▶ [Exercise inputs]
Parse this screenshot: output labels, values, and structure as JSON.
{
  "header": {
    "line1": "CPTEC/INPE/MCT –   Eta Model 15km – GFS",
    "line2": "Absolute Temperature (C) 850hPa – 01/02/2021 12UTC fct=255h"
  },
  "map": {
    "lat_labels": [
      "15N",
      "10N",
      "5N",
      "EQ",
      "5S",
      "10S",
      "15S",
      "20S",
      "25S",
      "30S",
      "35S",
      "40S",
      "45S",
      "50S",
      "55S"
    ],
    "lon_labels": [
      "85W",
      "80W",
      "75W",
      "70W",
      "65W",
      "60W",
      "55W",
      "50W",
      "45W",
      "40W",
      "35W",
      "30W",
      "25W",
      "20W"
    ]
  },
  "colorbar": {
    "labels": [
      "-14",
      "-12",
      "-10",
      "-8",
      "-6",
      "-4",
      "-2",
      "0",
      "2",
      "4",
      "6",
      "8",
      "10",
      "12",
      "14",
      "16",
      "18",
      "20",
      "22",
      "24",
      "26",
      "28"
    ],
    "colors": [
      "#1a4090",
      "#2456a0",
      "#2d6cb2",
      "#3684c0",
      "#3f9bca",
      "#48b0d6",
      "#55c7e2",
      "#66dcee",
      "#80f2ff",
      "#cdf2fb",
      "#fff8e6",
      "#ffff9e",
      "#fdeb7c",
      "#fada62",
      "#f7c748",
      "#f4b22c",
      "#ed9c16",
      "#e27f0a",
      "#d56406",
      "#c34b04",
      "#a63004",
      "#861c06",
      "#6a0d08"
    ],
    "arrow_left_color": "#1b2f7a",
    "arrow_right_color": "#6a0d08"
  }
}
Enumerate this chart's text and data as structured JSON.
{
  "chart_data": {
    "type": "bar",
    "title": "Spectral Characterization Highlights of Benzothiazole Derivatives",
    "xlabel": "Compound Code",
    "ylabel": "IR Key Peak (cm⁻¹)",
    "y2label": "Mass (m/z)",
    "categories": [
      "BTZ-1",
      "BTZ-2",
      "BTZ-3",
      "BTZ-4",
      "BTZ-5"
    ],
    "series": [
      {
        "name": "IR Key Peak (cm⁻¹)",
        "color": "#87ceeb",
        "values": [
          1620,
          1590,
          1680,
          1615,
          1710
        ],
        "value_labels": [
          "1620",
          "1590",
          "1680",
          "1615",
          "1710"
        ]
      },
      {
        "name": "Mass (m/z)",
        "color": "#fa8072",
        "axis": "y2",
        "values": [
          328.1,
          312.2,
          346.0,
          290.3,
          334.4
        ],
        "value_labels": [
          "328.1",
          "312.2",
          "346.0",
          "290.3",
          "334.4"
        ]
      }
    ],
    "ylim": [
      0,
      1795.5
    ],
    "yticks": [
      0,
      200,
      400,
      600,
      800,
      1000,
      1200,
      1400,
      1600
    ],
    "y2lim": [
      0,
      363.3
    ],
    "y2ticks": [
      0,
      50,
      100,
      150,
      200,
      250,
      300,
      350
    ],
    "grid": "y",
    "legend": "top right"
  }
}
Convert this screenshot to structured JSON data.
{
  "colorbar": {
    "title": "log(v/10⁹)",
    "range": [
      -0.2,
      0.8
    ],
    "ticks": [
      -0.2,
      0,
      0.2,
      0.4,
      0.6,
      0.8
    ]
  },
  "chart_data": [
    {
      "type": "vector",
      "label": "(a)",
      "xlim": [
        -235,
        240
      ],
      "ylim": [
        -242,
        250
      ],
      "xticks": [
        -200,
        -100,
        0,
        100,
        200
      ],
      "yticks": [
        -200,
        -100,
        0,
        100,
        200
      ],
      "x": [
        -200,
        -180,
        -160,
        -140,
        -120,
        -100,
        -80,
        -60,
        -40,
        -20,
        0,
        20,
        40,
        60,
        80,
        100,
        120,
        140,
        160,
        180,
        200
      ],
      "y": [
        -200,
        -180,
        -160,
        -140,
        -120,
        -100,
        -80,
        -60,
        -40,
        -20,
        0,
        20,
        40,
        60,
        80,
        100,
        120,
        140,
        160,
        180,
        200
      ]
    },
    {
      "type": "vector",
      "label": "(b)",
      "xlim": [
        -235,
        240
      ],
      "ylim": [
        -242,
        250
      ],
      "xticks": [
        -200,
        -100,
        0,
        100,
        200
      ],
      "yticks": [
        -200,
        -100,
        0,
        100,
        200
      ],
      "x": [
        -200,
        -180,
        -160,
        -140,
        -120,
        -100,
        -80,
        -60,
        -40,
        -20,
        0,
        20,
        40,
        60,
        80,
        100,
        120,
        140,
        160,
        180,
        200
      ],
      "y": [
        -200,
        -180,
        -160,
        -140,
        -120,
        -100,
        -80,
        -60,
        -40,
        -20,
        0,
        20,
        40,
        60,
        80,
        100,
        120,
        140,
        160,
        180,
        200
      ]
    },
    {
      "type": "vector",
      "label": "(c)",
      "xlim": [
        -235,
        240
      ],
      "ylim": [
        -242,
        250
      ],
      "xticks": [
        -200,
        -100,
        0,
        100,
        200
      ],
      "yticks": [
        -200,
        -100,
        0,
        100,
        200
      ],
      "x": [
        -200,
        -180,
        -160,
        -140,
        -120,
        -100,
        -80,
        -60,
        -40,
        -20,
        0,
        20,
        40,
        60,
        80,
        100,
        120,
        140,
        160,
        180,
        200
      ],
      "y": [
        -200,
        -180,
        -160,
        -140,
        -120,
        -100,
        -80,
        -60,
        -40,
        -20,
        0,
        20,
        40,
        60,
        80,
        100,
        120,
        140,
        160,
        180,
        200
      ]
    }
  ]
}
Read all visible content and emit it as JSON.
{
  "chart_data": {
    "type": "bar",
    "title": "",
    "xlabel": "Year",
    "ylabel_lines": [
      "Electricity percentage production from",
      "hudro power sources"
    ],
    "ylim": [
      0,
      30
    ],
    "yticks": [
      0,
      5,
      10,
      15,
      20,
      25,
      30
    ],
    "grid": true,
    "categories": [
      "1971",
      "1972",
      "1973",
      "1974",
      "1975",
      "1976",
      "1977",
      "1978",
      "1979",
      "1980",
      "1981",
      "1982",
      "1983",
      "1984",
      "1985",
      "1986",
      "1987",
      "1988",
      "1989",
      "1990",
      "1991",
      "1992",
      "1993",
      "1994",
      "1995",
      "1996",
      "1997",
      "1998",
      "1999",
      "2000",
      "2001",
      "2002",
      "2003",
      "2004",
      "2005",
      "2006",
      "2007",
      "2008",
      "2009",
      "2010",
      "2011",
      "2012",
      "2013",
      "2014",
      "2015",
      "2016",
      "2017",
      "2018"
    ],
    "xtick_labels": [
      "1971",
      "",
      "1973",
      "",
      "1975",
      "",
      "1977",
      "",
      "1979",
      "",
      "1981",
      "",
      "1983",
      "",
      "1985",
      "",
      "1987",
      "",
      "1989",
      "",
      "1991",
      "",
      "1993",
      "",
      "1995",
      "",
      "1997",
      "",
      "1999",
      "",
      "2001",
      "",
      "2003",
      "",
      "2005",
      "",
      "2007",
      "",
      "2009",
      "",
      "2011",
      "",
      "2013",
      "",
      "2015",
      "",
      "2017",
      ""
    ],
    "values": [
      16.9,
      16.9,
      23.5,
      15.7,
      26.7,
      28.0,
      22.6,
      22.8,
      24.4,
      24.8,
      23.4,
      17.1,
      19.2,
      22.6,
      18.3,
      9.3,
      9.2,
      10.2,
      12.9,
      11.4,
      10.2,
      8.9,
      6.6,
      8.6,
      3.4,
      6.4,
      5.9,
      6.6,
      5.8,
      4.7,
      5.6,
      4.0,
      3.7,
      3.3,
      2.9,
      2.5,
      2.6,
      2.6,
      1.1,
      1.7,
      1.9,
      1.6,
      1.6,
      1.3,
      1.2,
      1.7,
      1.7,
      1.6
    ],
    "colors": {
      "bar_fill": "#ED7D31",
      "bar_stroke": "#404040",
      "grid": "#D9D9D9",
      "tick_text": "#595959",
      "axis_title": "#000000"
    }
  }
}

▶ [Written instruction] From the material above, gather all lines that include the string "Peak" and copy them.

▶ [Expected answer]
    "ylabel": "IR Key Peak (cm⁻¹)",
        "name": "IR Key Peak (cm⁻¹)",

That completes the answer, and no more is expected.